(Data records)
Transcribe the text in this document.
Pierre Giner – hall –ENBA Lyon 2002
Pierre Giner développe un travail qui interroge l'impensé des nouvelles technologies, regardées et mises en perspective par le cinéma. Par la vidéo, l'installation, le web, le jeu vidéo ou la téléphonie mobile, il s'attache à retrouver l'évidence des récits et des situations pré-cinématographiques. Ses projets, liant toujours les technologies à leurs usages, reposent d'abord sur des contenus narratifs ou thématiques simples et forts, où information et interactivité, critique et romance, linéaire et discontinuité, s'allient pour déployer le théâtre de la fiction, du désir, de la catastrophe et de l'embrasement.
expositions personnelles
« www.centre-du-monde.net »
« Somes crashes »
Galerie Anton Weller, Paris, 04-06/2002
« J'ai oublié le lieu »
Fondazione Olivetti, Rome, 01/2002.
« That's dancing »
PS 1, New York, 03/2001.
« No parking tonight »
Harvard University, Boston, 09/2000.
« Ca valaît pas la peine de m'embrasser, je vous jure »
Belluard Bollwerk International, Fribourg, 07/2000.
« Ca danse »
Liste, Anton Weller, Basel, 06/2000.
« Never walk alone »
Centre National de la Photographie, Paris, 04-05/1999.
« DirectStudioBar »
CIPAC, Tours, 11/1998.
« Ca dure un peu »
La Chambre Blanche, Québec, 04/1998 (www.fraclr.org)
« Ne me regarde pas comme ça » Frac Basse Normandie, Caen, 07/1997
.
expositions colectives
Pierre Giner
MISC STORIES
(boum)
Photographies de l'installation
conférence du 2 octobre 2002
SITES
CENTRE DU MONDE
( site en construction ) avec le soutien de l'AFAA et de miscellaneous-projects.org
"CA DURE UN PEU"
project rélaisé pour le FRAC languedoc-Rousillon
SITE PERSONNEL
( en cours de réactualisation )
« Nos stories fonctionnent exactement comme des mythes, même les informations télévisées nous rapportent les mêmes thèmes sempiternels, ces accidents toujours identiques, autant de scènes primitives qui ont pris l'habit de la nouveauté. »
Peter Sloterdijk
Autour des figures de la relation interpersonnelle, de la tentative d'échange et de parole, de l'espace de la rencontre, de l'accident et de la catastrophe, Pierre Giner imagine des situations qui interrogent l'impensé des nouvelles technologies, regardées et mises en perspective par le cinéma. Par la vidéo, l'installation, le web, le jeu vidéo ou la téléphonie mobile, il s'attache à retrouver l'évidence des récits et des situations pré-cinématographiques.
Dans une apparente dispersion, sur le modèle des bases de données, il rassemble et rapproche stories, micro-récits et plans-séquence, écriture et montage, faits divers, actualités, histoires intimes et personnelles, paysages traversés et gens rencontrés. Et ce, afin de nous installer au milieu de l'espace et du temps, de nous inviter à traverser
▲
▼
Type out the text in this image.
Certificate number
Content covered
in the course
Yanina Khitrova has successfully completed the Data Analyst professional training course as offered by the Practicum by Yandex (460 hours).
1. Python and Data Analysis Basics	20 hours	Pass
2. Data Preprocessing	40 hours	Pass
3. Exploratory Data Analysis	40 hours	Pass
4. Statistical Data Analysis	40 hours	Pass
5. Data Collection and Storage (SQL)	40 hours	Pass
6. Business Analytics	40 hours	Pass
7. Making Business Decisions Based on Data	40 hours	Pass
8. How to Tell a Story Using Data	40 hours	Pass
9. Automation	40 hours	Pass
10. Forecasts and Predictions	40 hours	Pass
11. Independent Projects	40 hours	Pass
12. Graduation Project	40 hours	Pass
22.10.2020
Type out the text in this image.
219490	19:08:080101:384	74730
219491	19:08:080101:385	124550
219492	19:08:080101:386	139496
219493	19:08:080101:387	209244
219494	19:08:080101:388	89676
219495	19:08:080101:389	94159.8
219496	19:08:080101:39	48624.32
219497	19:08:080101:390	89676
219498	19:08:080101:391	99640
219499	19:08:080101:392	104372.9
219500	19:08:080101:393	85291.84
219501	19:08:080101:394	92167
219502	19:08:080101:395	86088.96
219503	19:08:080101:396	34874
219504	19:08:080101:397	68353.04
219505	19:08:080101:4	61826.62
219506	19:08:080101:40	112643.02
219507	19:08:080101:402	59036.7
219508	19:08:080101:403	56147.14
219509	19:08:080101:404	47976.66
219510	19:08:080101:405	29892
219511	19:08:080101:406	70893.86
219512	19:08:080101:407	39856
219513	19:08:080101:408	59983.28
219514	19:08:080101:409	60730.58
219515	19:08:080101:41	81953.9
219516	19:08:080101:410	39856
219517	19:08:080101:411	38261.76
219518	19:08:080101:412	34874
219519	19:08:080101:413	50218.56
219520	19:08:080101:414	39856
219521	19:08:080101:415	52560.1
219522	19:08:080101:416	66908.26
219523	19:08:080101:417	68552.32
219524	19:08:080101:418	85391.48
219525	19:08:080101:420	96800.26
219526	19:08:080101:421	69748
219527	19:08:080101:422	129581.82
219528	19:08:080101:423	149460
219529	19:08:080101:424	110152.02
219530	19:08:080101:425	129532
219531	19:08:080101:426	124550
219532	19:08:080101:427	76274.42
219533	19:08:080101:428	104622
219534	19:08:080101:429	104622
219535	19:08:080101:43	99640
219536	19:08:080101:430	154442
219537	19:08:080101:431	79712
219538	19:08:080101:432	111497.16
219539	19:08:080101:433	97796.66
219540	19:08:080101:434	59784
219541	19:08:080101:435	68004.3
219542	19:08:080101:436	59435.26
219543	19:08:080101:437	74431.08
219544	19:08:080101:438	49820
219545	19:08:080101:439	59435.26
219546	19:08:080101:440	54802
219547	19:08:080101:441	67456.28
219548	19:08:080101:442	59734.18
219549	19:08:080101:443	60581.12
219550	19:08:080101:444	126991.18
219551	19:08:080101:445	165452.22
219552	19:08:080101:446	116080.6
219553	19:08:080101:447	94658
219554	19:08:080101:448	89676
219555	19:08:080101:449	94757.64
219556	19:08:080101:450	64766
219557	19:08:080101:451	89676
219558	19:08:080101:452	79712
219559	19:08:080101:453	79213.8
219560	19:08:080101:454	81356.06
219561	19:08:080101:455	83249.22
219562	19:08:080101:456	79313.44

[WHAT IS REQUIRED] Scan the material above and determine how many lines include the word "Anton"; report only the number.

[ANSWER TO THIS EXERCISE] 2